Recorded data:
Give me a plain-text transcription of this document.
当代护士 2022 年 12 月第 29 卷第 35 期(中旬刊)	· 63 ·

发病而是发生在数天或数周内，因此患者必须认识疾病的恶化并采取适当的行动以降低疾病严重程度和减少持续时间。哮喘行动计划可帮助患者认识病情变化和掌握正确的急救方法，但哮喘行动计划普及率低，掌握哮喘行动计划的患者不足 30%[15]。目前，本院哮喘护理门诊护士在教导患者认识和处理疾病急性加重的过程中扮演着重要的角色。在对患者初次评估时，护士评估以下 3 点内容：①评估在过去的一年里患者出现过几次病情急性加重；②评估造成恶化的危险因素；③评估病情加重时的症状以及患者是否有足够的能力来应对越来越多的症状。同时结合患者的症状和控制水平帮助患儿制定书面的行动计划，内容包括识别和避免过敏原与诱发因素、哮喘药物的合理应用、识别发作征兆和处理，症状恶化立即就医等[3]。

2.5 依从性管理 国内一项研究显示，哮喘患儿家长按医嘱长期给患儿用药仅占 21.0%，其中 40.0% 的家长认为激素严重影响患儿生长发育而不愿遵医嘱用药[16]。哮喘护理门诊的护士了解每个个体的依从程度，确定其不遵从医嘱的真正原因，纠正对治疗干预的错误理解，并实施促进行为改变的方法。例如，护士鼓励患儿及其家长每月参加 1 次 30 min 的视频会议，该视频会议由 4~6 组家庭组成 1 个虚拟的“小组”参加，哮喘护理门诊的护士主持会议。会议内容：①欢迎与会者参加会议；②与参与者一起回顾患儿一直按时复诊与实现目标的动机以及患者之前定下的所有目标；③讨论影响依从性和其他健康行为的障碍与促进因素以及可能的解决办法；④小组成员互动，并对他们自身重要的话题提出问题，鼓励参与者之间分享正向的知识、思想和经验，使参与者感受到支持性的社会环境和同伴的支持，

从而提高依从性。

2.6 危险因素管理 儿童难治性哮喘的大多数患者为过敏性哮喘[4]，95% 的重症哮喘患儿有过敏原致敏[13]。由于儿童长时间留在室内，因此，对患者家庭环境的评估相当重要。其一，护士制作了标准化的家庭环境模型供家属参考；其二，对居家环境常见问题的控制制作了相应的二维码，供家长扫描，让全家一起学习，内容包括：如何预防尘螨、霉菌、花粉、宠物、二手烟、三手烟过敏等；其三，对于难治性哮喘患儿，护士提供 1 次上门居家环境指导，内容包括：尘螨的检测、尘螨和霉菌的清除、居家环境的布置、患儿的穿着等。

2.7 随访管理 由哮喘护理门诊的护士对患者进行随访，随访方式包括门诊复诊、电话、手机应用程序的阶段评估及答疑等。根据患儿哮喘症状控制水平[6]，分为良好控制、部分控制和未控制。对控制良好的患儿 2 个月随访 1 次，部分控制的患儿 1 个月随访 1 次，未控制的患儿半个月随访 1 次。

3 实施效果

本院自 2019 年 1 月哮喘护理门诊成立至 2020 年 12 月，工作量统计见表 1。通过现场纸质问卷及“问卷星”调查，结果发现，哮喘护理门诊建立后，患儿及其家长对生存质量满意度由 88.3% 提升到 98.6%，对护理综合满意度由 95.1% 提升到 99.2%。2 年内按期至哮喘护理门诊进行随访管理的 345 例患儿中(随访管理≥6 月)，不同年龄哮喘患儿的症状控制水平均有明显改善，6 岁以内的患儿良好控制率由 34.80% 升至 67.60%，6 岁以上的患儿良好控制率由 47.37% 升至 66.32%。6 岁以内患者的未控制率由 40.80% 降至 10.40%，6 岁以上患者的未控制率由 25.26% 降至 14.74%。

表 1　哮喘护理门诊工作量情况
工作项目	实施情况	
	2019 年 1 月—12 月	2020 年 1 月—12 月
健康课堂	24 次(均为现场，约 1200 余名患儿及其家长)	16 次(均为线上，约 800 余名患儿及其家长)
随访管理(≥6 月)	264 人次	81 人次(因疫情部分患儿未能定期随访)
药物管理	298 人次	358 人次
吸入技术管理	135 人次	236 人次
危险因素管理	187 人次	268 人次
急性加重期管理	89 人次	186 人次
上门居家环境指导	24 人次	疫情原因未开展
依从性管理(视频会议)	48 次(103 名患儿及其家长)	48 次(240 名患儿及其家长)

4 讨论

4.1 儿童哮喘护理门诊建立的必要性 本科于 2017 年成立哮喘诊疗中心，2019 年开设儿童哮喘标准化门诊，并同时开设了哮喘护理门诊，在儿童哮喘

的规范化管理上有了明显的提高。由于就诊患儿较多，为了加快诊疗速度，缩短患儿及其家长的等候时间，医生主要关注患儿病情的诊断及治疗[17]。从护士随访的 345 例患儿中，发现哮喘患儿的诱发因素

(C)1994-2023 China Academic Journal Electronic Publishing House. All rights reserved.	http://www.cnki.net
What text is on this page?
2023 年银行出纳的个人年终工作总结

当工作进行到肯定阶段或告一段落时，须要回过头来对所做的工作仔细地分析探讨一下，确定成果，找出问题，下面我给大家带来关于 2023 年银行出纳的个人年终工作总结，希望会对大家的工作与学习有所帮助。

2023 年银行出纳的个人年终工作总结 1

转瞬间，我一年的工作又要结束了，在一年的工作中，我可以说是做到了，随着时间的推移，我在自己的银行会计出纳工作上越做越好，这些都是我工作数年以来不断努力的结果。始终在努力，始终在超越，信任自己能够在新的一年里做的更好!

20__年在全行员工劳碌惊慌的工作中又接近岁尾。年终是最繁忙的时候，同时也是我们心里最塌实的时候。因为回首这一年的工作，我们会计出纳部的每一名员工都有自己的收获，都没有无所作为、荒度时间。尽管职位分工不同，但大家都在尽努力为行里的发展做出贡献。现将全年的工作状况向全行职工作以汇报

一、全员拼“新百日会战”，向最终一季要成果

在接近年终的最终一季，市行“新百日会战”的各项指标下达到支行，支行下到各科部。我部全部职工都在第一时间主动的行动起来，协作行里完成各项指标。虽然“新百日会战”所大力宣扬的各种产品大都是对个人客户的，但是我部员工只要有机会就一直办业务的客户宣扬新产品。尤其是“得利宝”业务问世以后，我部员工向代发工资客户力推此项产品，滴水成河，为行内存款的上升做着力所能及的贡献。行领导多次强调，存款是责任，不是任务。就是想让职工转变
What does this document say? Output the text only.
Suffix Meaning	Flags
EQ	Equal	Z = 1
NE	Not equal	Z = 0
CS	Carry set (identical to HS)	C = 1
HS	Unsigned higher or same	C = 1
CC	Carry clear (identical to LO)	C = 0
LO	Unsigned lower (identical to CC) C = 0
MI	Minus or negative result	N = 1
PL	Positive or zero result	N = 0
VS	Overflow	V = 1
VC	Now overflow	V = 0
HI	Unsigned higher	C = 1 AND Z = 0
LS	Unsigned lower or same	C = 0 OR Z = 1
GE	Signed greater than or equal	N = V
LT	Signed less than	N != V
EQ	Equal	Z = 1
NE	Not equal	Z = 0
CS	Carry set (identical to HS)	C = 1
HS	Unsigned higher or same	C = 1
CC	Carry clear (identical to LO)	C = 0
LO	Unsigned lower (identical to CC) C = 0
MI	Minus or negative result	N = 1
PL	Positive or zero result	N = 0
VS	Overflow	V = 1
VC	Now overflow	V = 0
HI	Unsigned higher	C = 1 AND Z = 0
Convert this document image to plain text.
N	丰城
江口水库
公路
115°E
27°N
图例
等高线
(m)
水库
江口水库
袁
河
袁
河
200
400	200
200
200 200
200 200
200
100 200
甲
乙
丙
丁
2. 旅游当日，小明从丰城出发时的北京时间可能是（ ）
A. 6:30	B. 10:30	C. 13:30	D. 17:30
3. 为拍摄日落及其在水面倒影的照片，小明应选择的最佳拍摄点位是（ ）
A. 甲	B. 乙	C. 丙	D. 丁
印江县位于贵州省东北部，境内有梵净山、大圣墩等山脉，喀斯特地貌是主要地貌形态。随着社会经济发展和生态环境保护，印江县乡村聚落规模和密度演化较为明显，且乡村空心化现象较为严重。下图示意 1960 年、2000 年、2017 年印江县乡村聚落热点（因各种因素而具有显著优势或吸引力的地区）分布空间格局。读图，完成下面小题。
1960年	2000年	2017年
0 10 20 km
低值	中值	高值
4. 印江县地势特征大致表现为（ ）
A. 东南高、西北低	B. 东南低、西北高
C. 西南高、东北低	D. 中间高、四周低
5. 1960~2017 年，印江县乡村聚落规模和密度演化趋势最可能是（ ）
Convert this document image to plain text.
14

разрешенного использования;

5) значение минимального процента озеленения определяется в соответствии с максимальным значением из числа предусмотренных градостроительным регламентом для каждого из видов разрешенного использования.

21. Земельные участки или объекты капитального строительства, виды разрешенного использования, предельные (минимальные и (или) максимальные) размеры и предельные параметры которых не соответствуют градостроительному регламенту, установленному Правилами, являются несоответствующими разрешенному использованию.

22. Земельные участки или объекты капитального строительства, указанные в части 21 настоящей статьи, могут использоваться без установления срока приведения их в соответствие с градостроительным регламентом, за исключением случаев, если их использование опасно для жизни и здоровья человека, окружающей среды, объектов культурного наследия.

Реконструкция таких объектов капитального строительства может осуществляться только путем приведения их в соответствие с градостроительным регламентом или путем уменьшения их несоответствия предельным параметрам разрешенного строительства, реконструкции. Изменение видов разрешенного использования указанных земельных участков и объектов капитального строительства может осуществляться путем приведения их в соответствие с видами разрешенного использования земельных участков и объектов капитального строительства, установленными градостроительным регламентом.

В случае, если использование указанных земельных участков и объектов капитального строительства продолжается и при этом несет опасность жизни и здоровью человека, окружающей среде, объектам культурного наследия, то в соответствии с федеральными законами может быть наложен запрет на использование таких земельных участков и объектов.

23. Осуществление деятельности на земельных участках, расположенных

→ **Task goal**
Return each full line of the entries that contains the word "окружающей".

→ **Finished answer**
22. Земельные участки или объекты капитального строительства, указанные в части 21 настоящей статьи, могут использоваться без установления срока приведения их в соответствие с градостроительным регламентом, за исключением случаев, если их использование опасно для жизни и здоровья человека, окружающей среды, объектов культурного наследия.
В случае, если использование указанных земельных участков и объектов капитального строительства продолжается и при этом несет опасность жизни и здоровью человека, окружающей среде, объектам культурного наследия, то в соответствии с федеральными законами может быть наложен запрет на использование таких земельных участков и объектов.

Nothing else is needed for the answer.